### To be done
Retype the records below word for word and omit any image.
** START OF Rows **
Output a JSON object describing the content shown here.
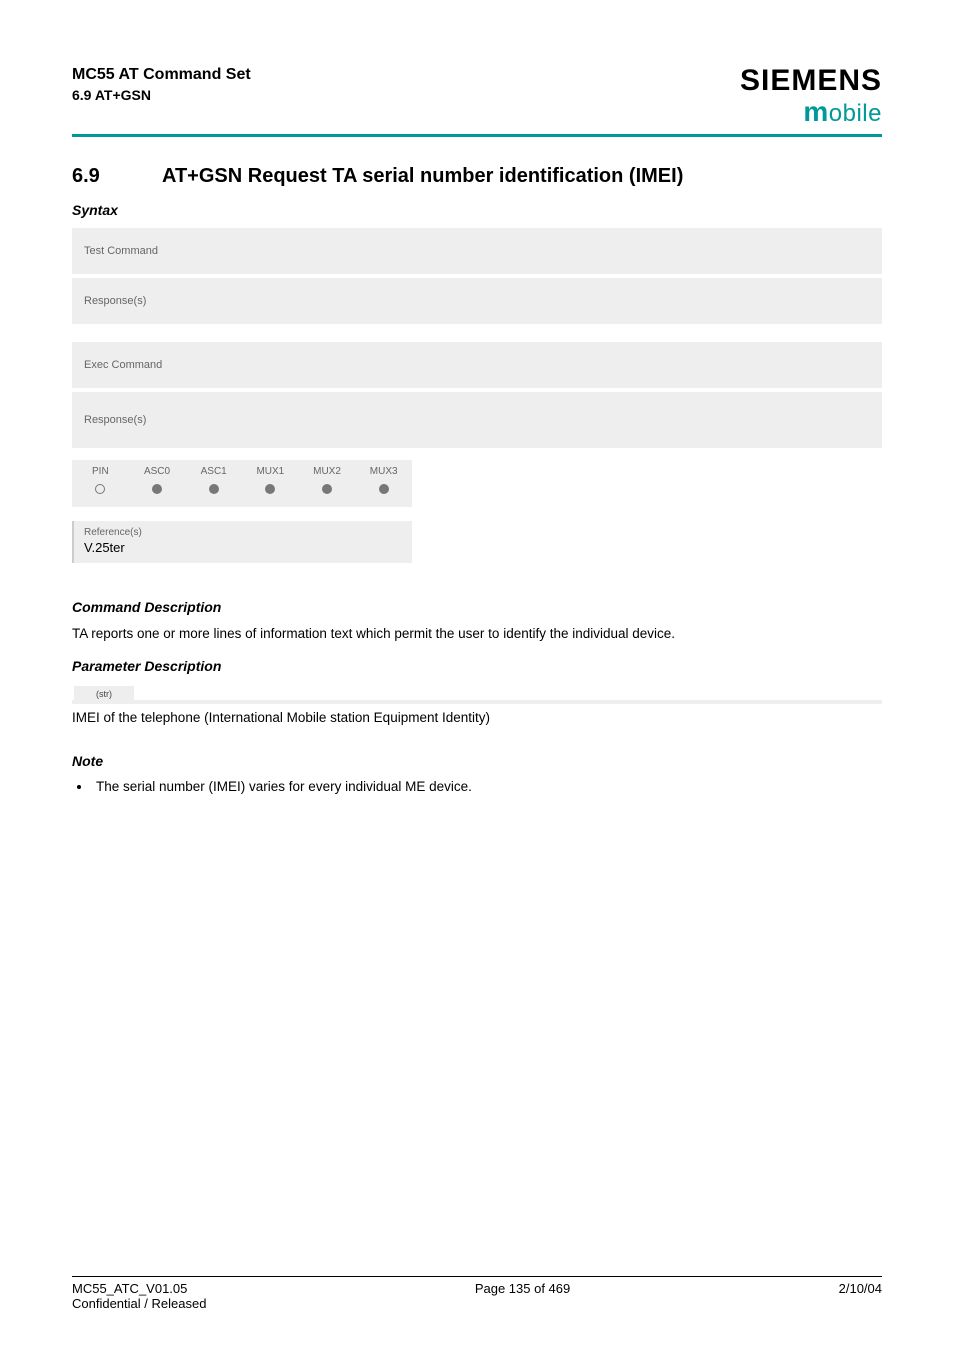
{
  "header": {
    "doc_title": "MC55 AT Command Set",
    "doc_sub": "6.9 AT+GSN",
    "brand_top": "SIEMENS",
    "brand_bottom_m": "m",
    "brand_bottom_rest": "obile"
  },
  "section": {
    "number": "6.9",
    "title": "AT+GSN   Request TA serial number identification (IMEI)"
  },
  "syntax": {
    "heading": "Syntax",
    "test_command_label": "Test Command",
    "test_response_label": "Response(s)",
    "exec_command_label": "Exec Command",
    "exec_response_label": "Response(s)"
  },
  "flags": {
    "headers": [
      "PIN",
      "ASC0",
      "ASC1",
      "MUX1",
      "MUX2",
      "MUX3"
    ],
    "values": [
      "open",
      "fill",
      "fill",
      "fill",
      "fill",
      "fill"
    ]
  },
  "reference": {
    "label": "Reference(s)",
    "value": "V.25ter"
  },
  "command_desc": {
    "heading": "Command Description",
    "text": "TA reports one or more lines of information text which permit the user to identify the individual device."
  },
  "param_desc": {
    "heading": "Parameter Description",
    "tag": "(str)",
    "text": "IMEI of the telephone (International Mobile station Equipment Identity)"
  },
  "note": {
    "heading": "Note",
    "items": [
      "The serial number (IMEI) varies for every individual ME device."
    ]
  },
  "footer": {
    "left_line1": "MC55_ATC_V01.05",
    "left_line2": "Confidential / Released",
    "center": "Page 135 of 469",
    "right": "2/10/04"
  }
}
** END OF Rows **
### Output for this task
Output a JSON object describing the content shown here.
{
  "header": {
    "doc_title": "MC55 AT Command Set",
    "doc_sub": "6.9 AT+GSN",
    "brand_top": "SIEMENS",
    "brand_bottom_m": "m",
    "brand_bottom_rest": "obile"
  },
  "section": {
    "number": "6.9",
    "title": "AT+GSN   Request TA serial number identification (IMEI)"
  },
  "syntax": {
    "heading": "Syntax",
    "test_command_label": "Test Command",
    "test_response_label": "Response(s)",
    "exec_command_label": "Exec Command",
    "exec_response_label": "Response(s)"
  },
  "flags": {
    "headers": [
      "PIN",
      "ASC0",
      "ASC1",
      "MUX1",
      "MUX2",
      "MUX3"
    ],
    "values": [
      "open",
      "fill",
      "fill",
      "fill",
      "fill",
      "fill"
    ]
  },
  "reference": {
    "label": "Reference(s)",
    "value": "V.25ter"
  },
  "command_desc": {
    "heading": "Command Description",
    "text": "TA reports one or more lines of information text which permit the user to identify the individual device."
  },
  "param_desc": {
    "heading": "Parameter Description",
    "tag": "(str)",
    "text": "IMEI of the telephone (International Mobile station Equipment Identity)"
  },
  "note": {
    "heading": "Note",
    "items": [
      "The serial number (IMEI) varies for every individual ME device."
    ]
  },
  "footer": {
    "left_line1": "MC55_ATC_V01.05",
    "left_line2": "Confidential / Released",
    "center": "Page 135 of 469",
    "right": "2/10/04"
  }
}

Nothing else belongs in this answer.